EXERCISE INPUT:

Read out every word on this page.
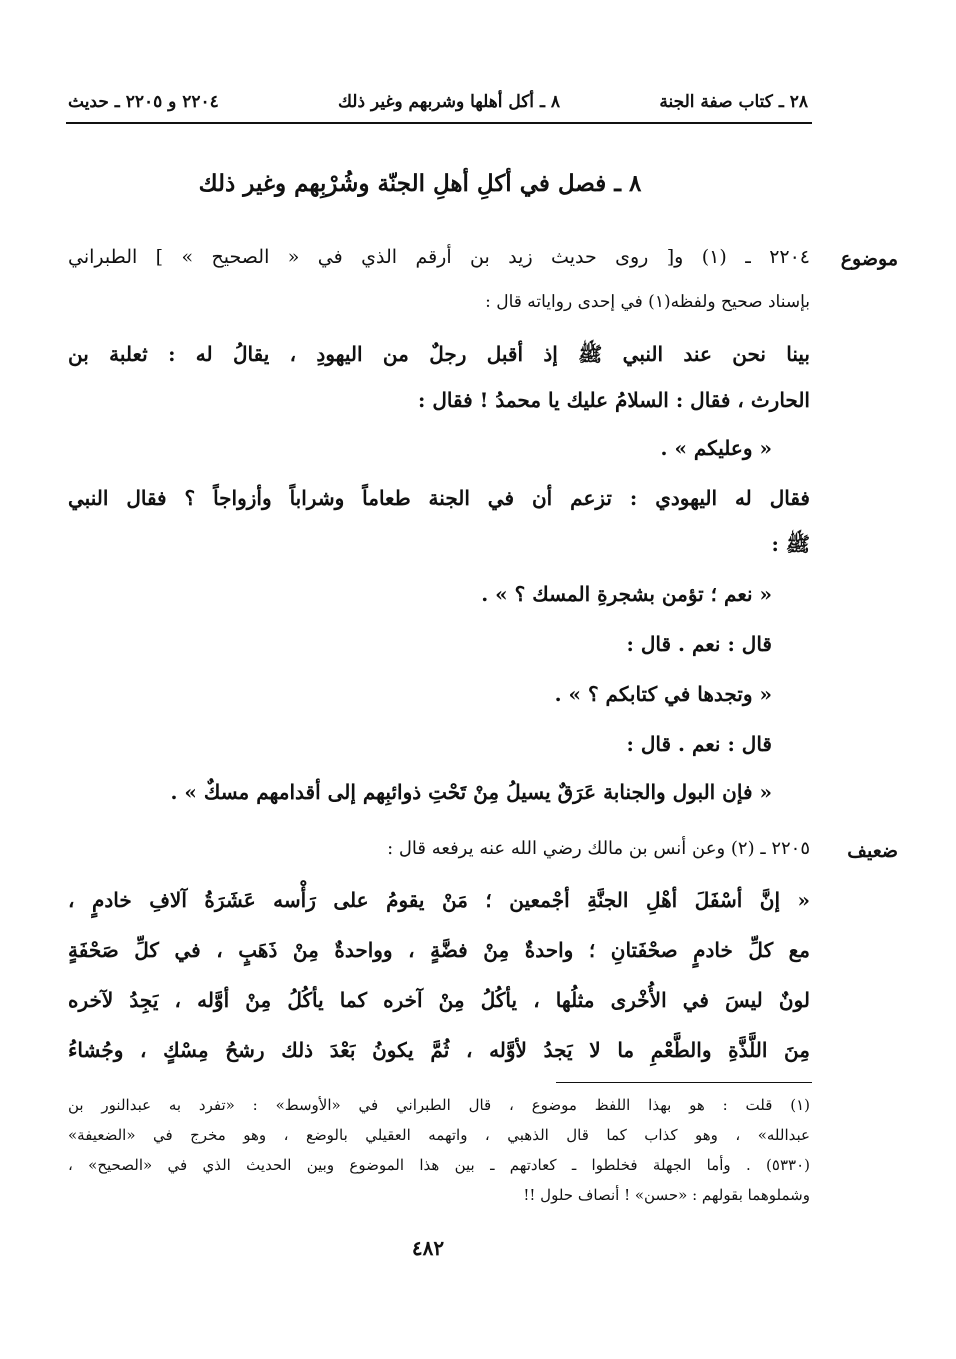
٢٨ ـ كتاب صفة الجنة
٨ ـ أكل أهلها وشربهم وغير ذلك
٢٢٠٤ و ٢٢٠٥ ـ حديث
٨ ـ فصل في أكلِ أهلِ الجنّة وشُرْبِهم وغير ذلك
موضوع
٢٢٠٤ ـ (١) و[ روى حديث زيد بن أرقم الذي في « الصحيح » ] الطبراني
بإسناد صحيح ولفظه(١) في إحدى رواياته قال :
بينا نحن عند النبي ﷺ إذ أقبل رجلٌ من اليهودِ ، يقالُ له : ثعلبة بن
الحارث ، فقال : السلامُ عليك يا محمدُ ! فقال :
« وعليكم » .
فقال له اليهودي : تزعم أن في الجنة طعاماً وشراباً وأزواجاً ؟ فقال النبي
ﷺ :
« نعم ؛ تؤمن بشجرةِ المسك ؟ » .
قال : نعم . قال :
« وتجدها في كتابكم ؟ » .
قال : نعم . قال :
« فإن البول والجنابة عَرَقٌ يسيلُ مِنْ تَحْتِ ذوائبِهم إلى أقدامهم مسكٌ » .
ضعيف
٢٢٠٥ ـ (٢) وعن أنس بن مالك رضي الله عنه يرفعه قال :
« إنَّ أسْفَلَ أهْلِ الجنَّةِ أجْمعين ؛ مَنْ يقومُ على رَأْسه عَشَرَةُ آلافِ خادمٍ ،
مع كلِّ خادمٍ صحْفَتانِ ؛ واحدةٌ مِنْ فضَّةٍ ، وواحدةٌ مِنْ ذَهَبٍ ، في كلِّ صَحْفَةٍ
لونٌ ليسَ في الأُخْرى مثلُها ، يأكُلُ مِنْ آخره كما يأكُلُ مِنْ أوَّله ، يَجِدُ لآخره
مِنَ اللَّذَّةِ والطَّعْمِ ما لا يَجدُ لأوَّله ، ثُمَّ يكونُ بَعْدَ ذلك رشحُ مِسْكٍ ، وجُشاءُ
(١) قلت : هو بهذا اللفظ موضوع ، قال الطبراني في «الأوسط» : «تفرد به عبدالنور بن
عبدالله» ، وهو كذاب كما قال الذهبي ، واتهمه العقيلي بالوضع ، وهو مخرج في «الضعيفة»
(٥٣٣٠) . وأما الجهلة فخلطوا ـ كعادتهم ـ بين هذا الموضوع وبين الحديث الذي في «الصحيح» ،
وشملوهما بقولهم : «حسن» ! أنصاف حلول !!
٤٨٢
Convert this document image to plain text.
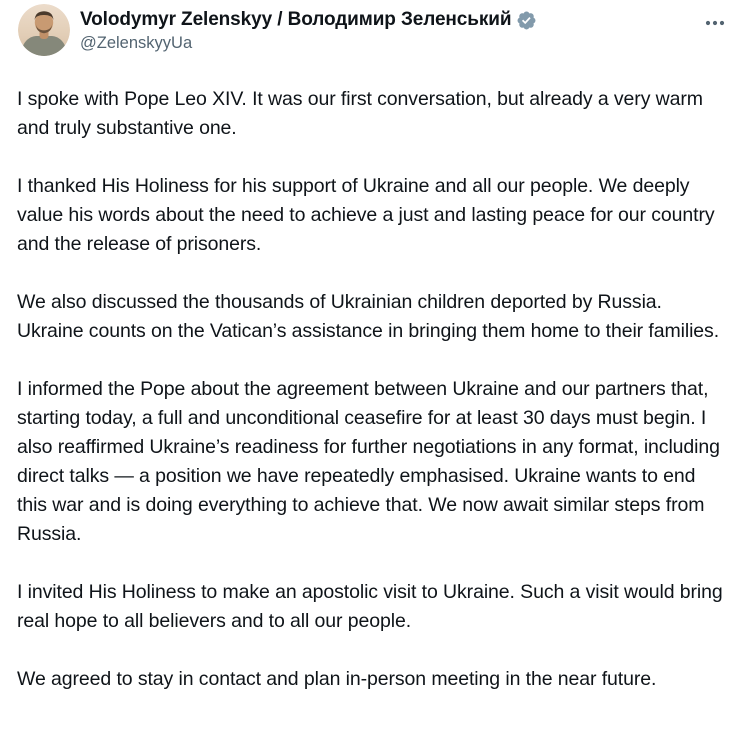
Volodymyr Zelenskyy / Володимир Зеленський
@ZelenskyyUa

I spoke with Pope Leo XIV. It was our first conversation, but already a very warm and truly substantive one.

I thanked His Holiness for his support of Ukraine and all our people. We deeply value his words about the need to achieve a just and lasting peace for our country and the release of prisoners.

We also discussed the thousands of Ukrainian children deported by Russia. Ukraine counts on the Vatican’s assistance in bringing them home to their families.

I informed the Pope about the agreement between Ukraine and our partners that, starting today, a full and unconditional ceasefire for at least 30 days must begin. I also reaffirmed Ukraine’s readiness for further negotiations in any format, including direct talks — a position we have repeatedly emphasised. Ukraine wants to end this war and is doing everything to achieve that. We now await similar steps from Russia.

I invited His Holiness to make an apostolic visit to Ukraine. Such a visit would bring real hope to all believers and to all our people.

We agreed to stay in contact and plan in-person meeting in the near future.
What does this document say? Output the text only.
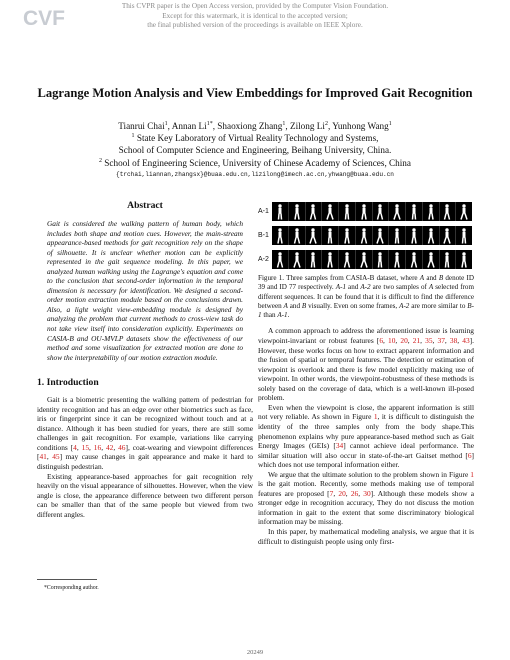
CVF
This CVPR paper is the Open Access version, provided by the Computer Vision Foundation.
Except for this watermark, it is identical to the accepted version;
the final published version of the proceedings is available on IEEE Xplore.
Lagrange Motion Analysis and View Embeddings for Improved Gait Recognition
Tianrui Chai$^1$, Annan $Li^{1*}$, Shaoxiong Zhang$^1$, Zilong Li$^2$, Yunhong Wang$^1$
$^1$ State Key Laboratory of Virtual Reality Technology and Systems,
School of Computer Science and Engineering, Beihang University, China.
$^2$ School of Engineering Science, University of Chinese Academy of Sciences, China
{trchai,liannan,zhangsx}@buaa.edu.cn,lizilong@imech.ac.cn,yhwang@buaa.edu.cn
Abstract
Gait is considered the walking pattern of human body, which includes both shape and motion cues. However, the main-stream appearance-based methods for gait recognition rely on the shape of silhouette. It is unclear whether motion can be explicitly represented in the gait sequence modeling. In this paper, we analyzed human walking using the Lagrange's equation and come to the conclusion that second-order information in the temporal dimension is necessary for identification. We designed a second-order motion extraction module based on the conclusions drawn. Also, a light weight view-embedding module is designed by analyzing the problem that current methods to cross-view task do not take view itself into consideration explicitly. Experiments on CASIA-B and OU-MVLP datasets show the effectiveness of our method and some visualization for extracted motion are done to show the interpretability of our motion extraction module.
1. Introduction
Gait is a biometric presenting the walking pattern of pedestrian for identity recognition and has an edge over other biometrics such as face, iris or fingerprint since it can be recognized without touch and at a distance. Although it has been studied for years, there are still some challenges in gait recognition. For example, variations like carrying conditions [4, 15, 16, 42, 46], coat-wearing and viewpoint differences [41, 45] may cause changes in gait appearance and make it hard to distinguish pedestrian.
Existing appearance-based approaches for gait recognition rely heavily on the visual appearance of silhouettes. However, when the view angle is close, the appearance difference between two different person can be smaller than that of the same people but viewed from two different angles.
*Corresponding author.
A-1
B-1
A-2
Figure 1. Three samples from CASIA-B dataset, where A and B denote ID 39 and ID 77 respectively. A-1 and A-2 are two samples of A selected from different sequences. It can be found that it is difficult to find the difference between A and B visually. Even on some frames, A-2 are more similar to B-1 than A-1.
A common approach to address the aforementioned issue is learning viewpoint-invariant or robust features [6, 10, 20, 21, 35, 37, 38, 43]. However, these works focus on how to extract apparent information and the fusion of spatial or temporal features. The detection or estimation of viewpoint is overlook and there is few model explicitly making use of viewpoint. In other words, the viewpoint-robustness of these methods is solely based on the coverage of data, which is a well-known ill-posed problem.
Even when the viewpoint is close, the apparent information is still not very reliable. As shown in Figure 1, it is difficult to distinguish the identity of the three samples only from the body shape.This phenomenon explains why pure appearance-based method such as Gait Energy Images (GEIs) [34] cannot achieve ideal performance. The similar situation will also occur in state-of-the-art Gaitset method [6] which does not use temporal information either.
We argue that the ultimate solution to the problem shown in Figure 1 is the gait motion. Recently, some methods making use of temporal features are proposed [7, 20, 26, 30]. Although these models show a stronger edge in recognition accuracy, They do not discuss the motion information in gait to the extent that some discriminatory biological information may be missing.
In this paper, by mathematical modeling analysis, we argue that it is difficult to distinguish people using only first-
20249
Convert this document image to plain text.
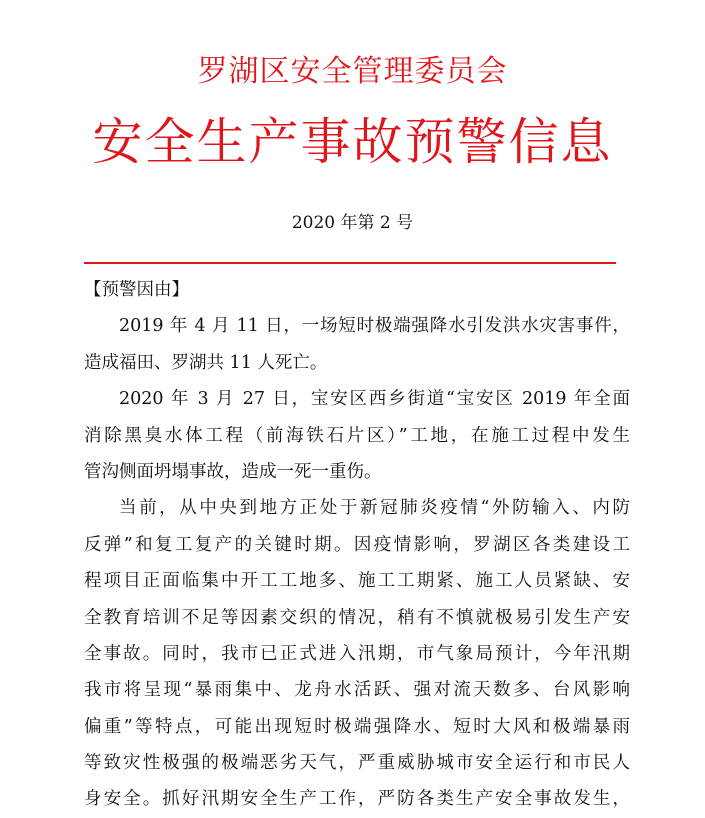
罗湖区安全管理委员会
安全生产事故预警信息
2020 年第 2 号
【预警因由】
2019 年 4 月 11 日，一场短时极端强降水引发洪水灾害事件，
造成福田、罗湖共 11 人死亡。
2020 年 3 月 27 日，宝安区西乡街道“宝安区 2019 年全面
消除黑臭水体工程（前海铁石片区）”工地，在施工过程中发生
管沟侧面坍塌事故，造成一死一重伤。
当前，从中央到地方正处于新冠肺炎疫情“外防输入、内防
反弹”和复工复产的关键时期。因疫情影响，罗湖区各类建设工
程项目正面临集中开工工地多、施工工期紧、施工人员紧缺、安
全教育培训不足等因素交织的情况，稍有不慎就极易引发生产安
全事故。同时，我市已正式进入汛期，市气象局预计，今年汛期
我市将呈现“暴雨集中、龙舟水活跃、强对流天数多、台风影响
偏重”等特点，可能出现短时极端强降水、短时大风和极端暴雨
等致灾性极强的极端恶劣天气，严重威胁城市安全运行和市民人
身安全。抓好汛期安全生产工作，严防各类生产安全事故发生，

WRITTEN TASK: Write the material out again exactly as it appears, dropping the pictures.

ANSWER TO THE TASK:
Read out every word on this page.
٢٨ ـ كتاب صفة الجنة
٨ ـ أكل أهلها وشربهم وغير ذلك
٢٢٠٤ و ٢٢٠٥ ـ حديث
٨ ـ فصل في أكلِ أهلِ الجنّة وشُرْبِهم وغير ذلك
موضوع
٢٢٠٤ ـ (١) و[ روى حديث زيد بن أرقم الذي في « الصحيح » ] الطبراني
بإسناد صحيح ولفظه(١) في إحدى رواياته قال :
بينا نحن عند النبي ﷺ إذ أقبل رجلٌ من اليهودِ ، يقالُ له : ثعلبة بن
الحارث ، فقال : السلامُ عليك يا محمدُ ! فقال :
« وعليكم » .
فقال له اليهودي : تزعم أن في الجنة طعاماً وشراباً وأزواجاً ؟ فقال النبي
ﷺ :
« نعم ؛ تؤمن بشجرةِ المسك ؟ » .
قال : نعم . قال :
« وتجدها في كتابكم ؟ » .
قال : نعم . قال :
« فإن البول والجنابة عَرَقٌ يسيلُ مِنْ تَحْتِ ذوائبِهم إلى أقدامهم مسكٌ » .
ضعيف
٢٢٠٥ ـ (٢) وعن أنس بن مالك رضي الله عنه يرفعه قال :
« إنَّ أسْفَلَ أهْلِ الجنَّةِ أجْمعين ؛ مَنْ يقومُ على رَأْسه عَشَرَةُ آلافِ خادمٍ ،
مع كلِّ خادمٍ صحْفَتانِ ؛ واحدةٌ مِنْ فضَّةٍ ، وواحدةٌ مِنْ ذَهَبٍ ، في كلِّ صَحْفَةٍ
لونٌ ليسَ في الأُخْرى مثلُها ، يأكُلُ مِنْ آخره كما يأكُلُ مِنْ أوَّله ، يَجِدُ لآخره
مِنَ اللَّذَّةِ والطَّعْمِ ما لا يَجدُ لأوَّله ، ثُمَّ يكونُ بَعْدَ ذلك رشحُ مِسْكٍ ، وجُشاءُ
(١) قلت : هو بهذا اللفظ موضوع ، قال الطبراني في «الأوسط» : «تفرد به عبدالنور بن
عبدالله» ، وهو كذاب كما قال الذهبي ، واتهمه العقيلي بالوضع ، وهو مخرج في «الضعيفة»
(٥٣٣٠) . وأما الجهلة فخلطوا ـ كعادتهم ـ بين هذا الموضوع وبين الحديث الذي في «الصحيح» ،
وشملوهما بقولهم : «حسن» ! أنصاف حلول !!
٤٨٢
Convert this document image to plain text.
Volodymyr Zelenskyy / Володимир Зеленський
@ZelenskyyUa

I spoke with Pope Leo XIV. It was our first conversation, but already a very warm and truly substantive one.

I thanked His Holiness for his support of Ukraine and all our people. We deeply value his words about the need to achieve a just and lasting peace for our country and the release of prisoners.

We also discussed the thousands of Ukrainian children deported by Russia. Ukraine counts on the Vatican’s assistance in bringing them home to their families.

I informed the Pope about the agreement between Ukraine and our partners that, starting today, a full and unconditional ceasefire for at least 30 days must begin. I also reaffirmed Ukraine’s readiness for further negotiations in any format, including direct talks — a position we have repeatedly emphasised. Ukraine wants to end this war and is doing everything to achieve that. We now await similar steps from Russia.

I invited His Holiness to make an apostolic visit to Ukraine. Such a visit would bring real hope to all believers and to all our people.

We agreed to stay in contact and plan in-person meeting in the near future.
What does this document say? Output the text only.
CVF
This CVPR paper is the Open Access version, provided by the Computer Vision Foundation.
Except for this watermark, it is identical to the accepted version;
the final published version of the proceedings is available on IEEE Xplore.
Lagrange Motion Analysis and View Embeddings for Improved Gait Recognition
Tianrui Chai$^1$, Annan $Li^{1*}$, Shaoxiong Zhang$^1$, Zilong Li$^2$, Yunhong Wang$^1$
$^1$ State Key Laboratory of Virtual Reality Technology and Systems,
School of Computer Science and Engineering, Beihang University, China.
$^2$ School of Engineering Science, University of Chinese Academy of Sciences, China
{trchai,liannan,zhangsx}@buaa.edu.cn,lizilong@imech.ac.cn,yhwang@buaa.edu.cn
Abstract
Gait is considered the walking pattern of human body, which includes both shape and motion cues. However, the main-stream appearance-based methods for gait recognition rely on the shape of silhouette. It is unclear whether motion can be explicitly represented in the gait sequence modeling. In this paper, we analyzed human walking using the Lagrange's equation and come to the conclusion that second-order information in the temporal dimension is necessary for identification. We designed a second-order motion extraction module based on the conclusions drawn. Also, a light weight view-embedding module is designed by analyzing the problem that current methods to cross-view task do not take view itself into consideration explicitly. Experiments on CASIA-B and OU-MVLP datasets show the effectiveness of our method and some visualization for extracted motion are done to show the interpretability of our motion extraction module.
1. Introduction
Gait is a biometric presenting the walking pattern of pedestrian for identity recognition and has an edge over other biometrics such as face, iris or fingerprint since it can be recognized without touch and at a distance. Although it has been studied for years, there are still some challenges in gait recognition. For example, variations like carrying conditions [4, 15, 16, 42, 46], coat-wearing and viewpoint differences [41, 45] may cause changes in gait appearance and make it hard to distinguish pedestrian.
Existing appearance-based approaches for gait recognition rely heavily on the visual appearance of silhouettes. However, when the view angle is close, the appearance difference between two different person can be smaller than that of the same people but viewed from two different angles.
*Corresponding author.
A-1
B-1
A-2
Figure 1. Three samples from CASIA-B dataset, where A and B denote ID 39 and ID 77 respectively. A-1 and A-2 are two samples of A selected from different sequences. It can be found that it is difficult to find the difference between A and B visually. Even on some frames, A-2 are more similar to B-1 than A-1.
A common approach to address the aforementioned issue is learning viewpoint-invariant or robust features [6, 10, 20, 21, 35, 37, 38, 43]. However, these works focus on how to extract apparent information and the fusion of spatial or temporal features. The detection or estimation of viewpoint is overlook and there is few model explicitly making use of viewpoint. In other words, the viewpoint-robustness of these methods is solely based on the coverage of data, which is a well-known ill-posed problem.
Even when the viewpoint is close, the apparent information is still not very reliable. As shown in Figure 1, it is difficult to distinguish the identity of the three samples only from the body shape.This phenomenon explains why pure appearance-based method such as Gait Energy Images (GEIs) [34] cannot achieve ideal performance. The similar situation will also occur in state-of-the-art Gaitset method [6] which does not use temporal information either.
We argue that the ultimate solution to the problem shown in Figure 1 is the gait motion. Recently, some methods making use of temporal features are proposed [7, 20, 26, 30]. Although these models show a stronger edge in recognition accuracy, They do not discuss the motion information in gait to the extent that some discriminatory biological information may be missing.
In this paper, by mathematical modeling analysis, we argue that it is difficult to distinguish people using only first-
20249
Convert this document image to plain text.
罗湖区安全管理委员会
安全生产事故预警信息
2020 年第 2 号
【预警因由】
2019 年 4 月 11 日，一场短时极端强降水引发洪水灾害事件，
造成福田、罗湖共 11 人死亡。
2020 年 3 月 27 日，宝安区西乡街道“宝安区 2019 年全面
消除黑臭水体工程（前海铁石片区）”工地，在施工过程中发生
管沟侧面坍塌事故，造成一死一重伤。
当前，从中央到地方正处于新冠肺炎疫情“外防输入、内防
反弹”和复工复产的关键时期。因疫情影响，罗湖区各类建设工
程项目正面临集中开工工地多、施工工期紧、施工人员紧缺、安
全教育培训不足等因素交织的情况，稍有不慎就极易引发生产安
全事故。同时，我市已正式进入汛期，市气象局预计，今年汛期
我市将呈现“暴雨集中、龙舟水活跃、强对流天数多、台风影响
偏重”等特点，可能出现短时极端强降水、短时大风和极端暴雨
等致灾性极强的极端恶劣天气，严重威胁城市安全运行和市民人
身安全。抓好汛期安全生产工作，严防各类生产安全事故发生，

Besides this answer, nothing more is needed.